**RECORD SET**.
++++++++

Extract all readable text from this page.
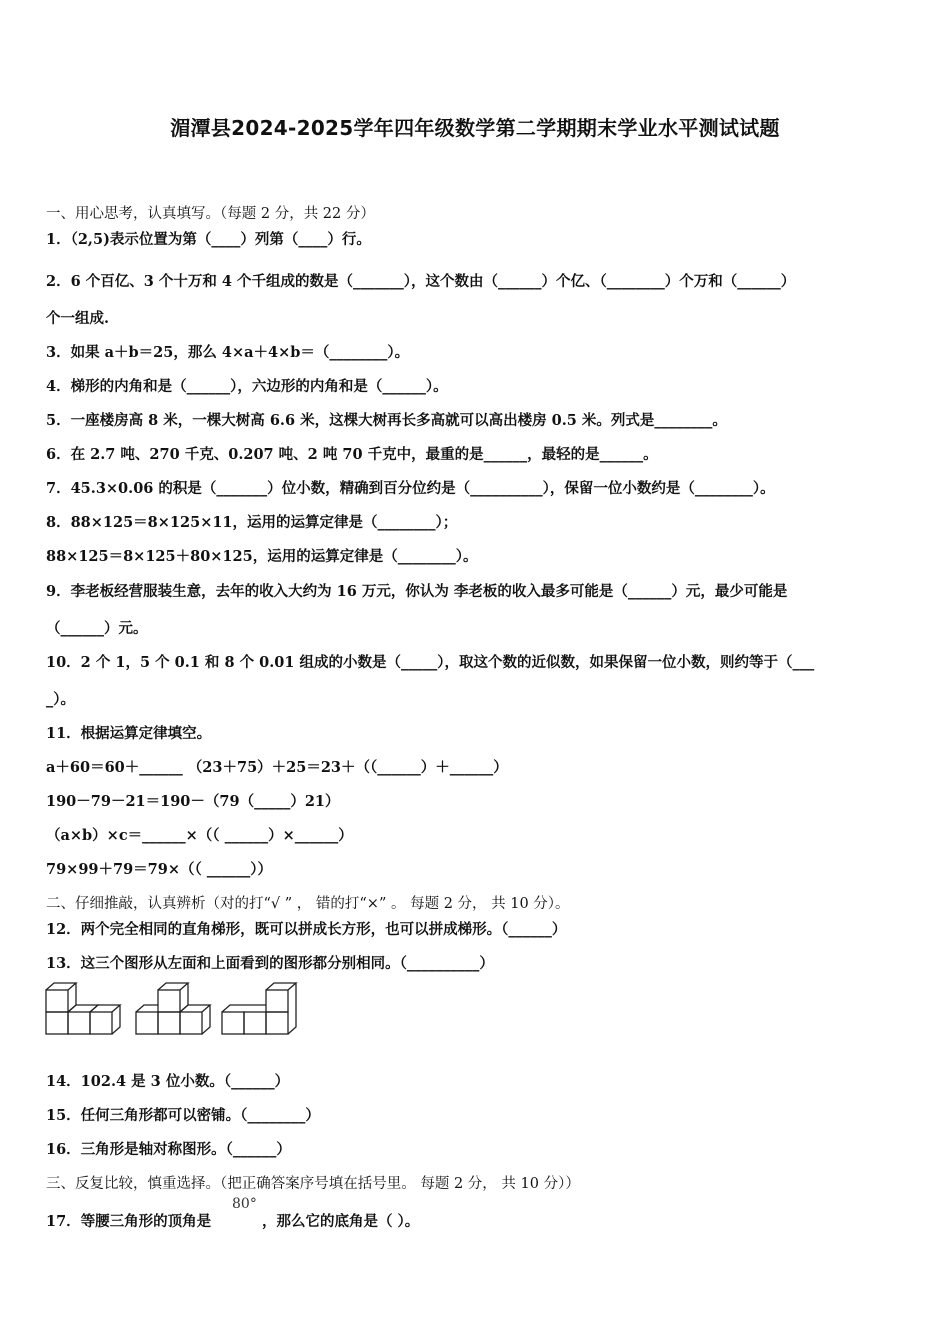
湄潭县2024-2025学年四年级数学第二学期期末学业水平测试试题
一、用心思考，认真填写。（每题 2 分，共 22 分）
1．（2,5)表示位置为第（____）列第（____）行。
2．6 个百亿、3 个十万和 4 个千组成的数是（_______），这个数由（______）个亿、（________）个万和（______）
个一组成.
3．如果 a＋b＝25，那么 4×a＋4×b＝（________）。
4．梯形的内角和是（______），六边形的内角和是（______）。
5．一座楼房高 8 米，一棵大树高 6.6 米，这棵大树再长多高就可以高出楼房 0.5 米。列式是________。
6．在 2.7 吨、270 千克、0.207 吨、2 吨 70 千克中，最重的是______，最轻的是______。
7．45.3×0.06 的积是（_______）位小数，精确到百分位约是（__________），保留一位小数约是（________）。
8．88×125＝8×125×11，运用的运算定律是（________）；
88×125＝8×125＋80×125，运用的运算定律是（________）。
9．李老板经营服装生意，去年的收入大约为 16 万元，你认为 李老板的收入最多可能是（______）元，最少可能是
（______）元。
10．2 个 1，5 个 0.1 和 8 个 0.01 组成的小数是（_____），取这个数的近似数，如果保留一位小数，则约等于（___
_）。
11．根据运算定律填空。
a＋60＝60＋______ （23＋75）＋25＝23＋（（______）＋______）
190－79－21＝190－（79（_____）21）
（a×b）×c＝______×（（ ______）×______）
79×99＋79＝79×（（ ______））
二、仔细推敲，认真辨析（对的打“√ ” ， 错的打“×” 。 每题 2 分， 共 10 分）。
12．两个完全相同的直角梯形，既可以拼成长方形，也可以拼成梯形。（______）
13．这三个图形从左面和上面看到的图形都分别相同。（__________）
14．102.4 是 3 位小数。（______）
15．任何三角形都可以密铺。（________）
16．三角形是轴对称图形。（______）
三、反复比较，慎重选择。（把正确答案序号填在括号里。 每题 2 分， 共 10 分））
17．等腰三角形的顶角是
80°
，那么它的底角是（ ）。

++++++++

**PROBLEM DESCRIPTION**. Single out each line of the records above with the string "运用的运算定律是" in it, and copy it.

**EXERCISE RESPONSE**.
8．88×125＝8×125×11，运用的运算定律是（________）；
88×125＝8×125＋80×125，运用的运算定律是（________）。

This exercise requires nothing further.